-- Data lines start --

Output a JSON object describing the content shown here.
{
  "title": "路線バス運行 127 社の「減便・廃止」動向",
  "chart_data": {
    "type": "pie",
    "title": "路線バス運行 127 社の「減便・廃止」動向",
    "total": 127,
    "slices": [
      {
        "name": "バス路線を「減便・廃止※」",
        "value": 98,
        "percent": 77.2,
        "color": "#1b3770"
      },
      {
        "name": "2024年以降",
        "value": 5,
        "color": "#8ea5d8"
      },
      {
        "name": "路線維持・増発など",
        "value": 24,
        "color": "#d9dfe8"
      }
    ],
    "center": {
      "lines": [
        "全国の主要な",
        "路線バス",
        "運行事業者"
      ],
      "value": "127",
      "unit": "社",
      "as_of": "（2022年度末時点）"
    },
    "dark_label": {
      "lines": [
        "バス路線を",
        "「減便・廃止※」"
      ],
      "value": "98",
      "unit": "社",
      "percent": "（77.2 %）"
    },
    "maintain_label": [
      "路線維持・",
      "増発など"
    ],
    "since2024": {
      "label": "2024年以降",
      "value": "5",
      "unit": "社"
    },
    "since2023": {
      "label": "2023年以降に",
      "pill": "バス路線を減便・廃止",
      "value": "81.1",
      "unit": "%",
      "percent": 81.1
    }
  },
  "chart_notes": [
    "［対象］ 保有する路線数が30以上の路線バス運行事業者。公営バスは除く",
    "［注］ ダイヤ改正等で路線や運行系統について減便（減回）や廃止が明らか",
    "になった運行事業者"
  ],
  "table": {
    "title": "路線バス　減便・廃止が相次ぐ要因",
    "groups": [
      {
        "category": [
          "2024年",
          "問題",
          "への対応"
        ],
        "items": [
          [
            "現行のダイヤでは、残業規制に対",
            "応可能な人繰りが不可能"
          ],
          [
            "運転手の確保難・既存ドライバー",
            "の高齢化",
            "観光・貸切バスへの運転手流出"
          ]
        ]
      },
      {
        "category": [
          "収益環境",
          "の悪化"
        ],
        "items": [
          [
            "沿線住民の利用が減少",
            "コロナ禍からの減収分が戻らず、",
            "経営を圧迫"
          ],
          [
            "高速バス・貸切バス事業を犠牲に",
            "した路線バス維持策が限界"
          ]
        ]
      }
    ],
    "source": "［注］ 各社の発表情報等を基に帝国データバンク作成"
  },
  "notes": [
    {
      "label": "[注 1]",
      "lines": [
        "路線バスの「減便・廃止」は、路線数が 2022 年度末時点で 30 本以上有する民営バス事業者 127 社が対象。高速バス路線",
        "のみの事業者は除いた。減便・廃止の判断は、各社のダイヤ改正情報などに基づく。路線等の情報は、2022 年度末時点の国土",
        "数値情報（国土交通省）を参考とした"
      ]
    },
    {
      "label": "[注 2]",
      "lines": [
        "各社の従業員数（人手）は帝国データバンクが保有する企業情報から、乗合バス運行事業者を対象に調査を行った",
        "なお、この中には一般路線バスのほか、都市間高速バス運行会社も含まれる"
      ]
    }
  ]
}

-- Data lines end --

**Short problem:**
Without omitting anything, output the entries exactly.

**Completed task:**
Output a JSON object describing the content shown here.
{
  "title": "路線バス運行 127 社の「減便・廃止」動向",
  "chart_data": {
    "type": "pie",
    "title": "路線バス運行 127 社の「減便・廃止」動向",
    "total": 127,
    "slices": [
      {
        "name": "バス路線を「減便・廃止※」",
        "value": 98,
        "percent": 77.2,
        "color": "#1b3770"
      },
      {
        "name": "2024年以降",
        "value": 5,
        "color": "#8ea5d8"
      },
      {
        "name": "路線維持・増発など",
        "value": 24,
        "color": "#d9dfe8"
      }
    ],
    "center": {
      "lines": [
        "全国の主要な",
        "路線バス",
        "運行事業者"
      ],
      "value": "127",
      "unit": "社",
      "as_of": "（2022年度末時点）"
    },
    "dark_label": {
      "lines": [
        "バス路線を",
        "「減便・廃止※」"
      ],
      "value": "98",
      "unit": "社",
      "percent": "（77.2 %）"
    },
    "maintain_label": [
      "路線維持・",
      "増発など"
    ],
    "since2024": {
      "label": "2024年以降",
      "value": "5",
      "unit": "社"
    },
    "since2023": {
      "label": "2023年以降に",
      "pill": "バス路線を減便・廃止",
      "value": "81.1",
      "unit": "%",
      "percent": 81.1
    }
  },
  "chart_notes": [
    "［対象］ 保有する路線数が30以上の路線バス運行事業者。公営バスは除く",
    "［注］ ダイヤ改正等で路線や運行系統について減便（減回）や廃止が明らか",
    "になった運行事業者"
  ],
  "table": {
    "title": "路線バス　減便・廃止が相次ぐ要因",
    "groups": [
      {
        "category": [
          "2024年",
          "問題",
          "への対応"
        ],
        "items": [
          [
            "現行のダイヤでは、残業規制に対",
            "応可能な人繰りが不可能"
          ],
          [
            "運転手の確保難・既存ドライバー",
            "の高齢化",
            "観光・貸切バスへの運転手流出"
          ]
        ]
      },
      {
        "category": [
          "収益環境",
          "の悪化"
        ],
        "items": [
          [
            "沿線住民の利用が減少",
            "コロナ禍からの減収分が戻らず、",
            "経営を圧迫"
          ],
          [
            "高速バス・貸切バス事業を犠牲に",
            "した路線バス維持策が限界"
          ]
        ]
      }
    ],
    "source": "［注］ 各社の発表情報等を基に帝国データバンク作成"
  },
  "notes": [
    {
      "label": "[注 1]",
      "lines": [
        "路線バスの「減便・廃止」は、路線数が 2022 年度末時点で 30 本以上有する民営バス事業者 127 社が対象。高速バス路線",
        "のみの事業者は除いた。減便・廃止の判断は、各社のダイヤ改正情報などに基づく。路線等の情報は、2022 年度末時点の国土",
        "数値情報（国土交通省）を参考とした"
      ]
    },
    {
      "label": "[注 2]",
      "lines": [
        "各社の従業員数（人手）は帝国データバンクが保有する企業情報から、乗合バス運行事業者を対象に調査を行った",
        "なお、この中には一般路線バスのほか、都市間高速バス運行会社も含まれる"
      ]
    }
  ]
}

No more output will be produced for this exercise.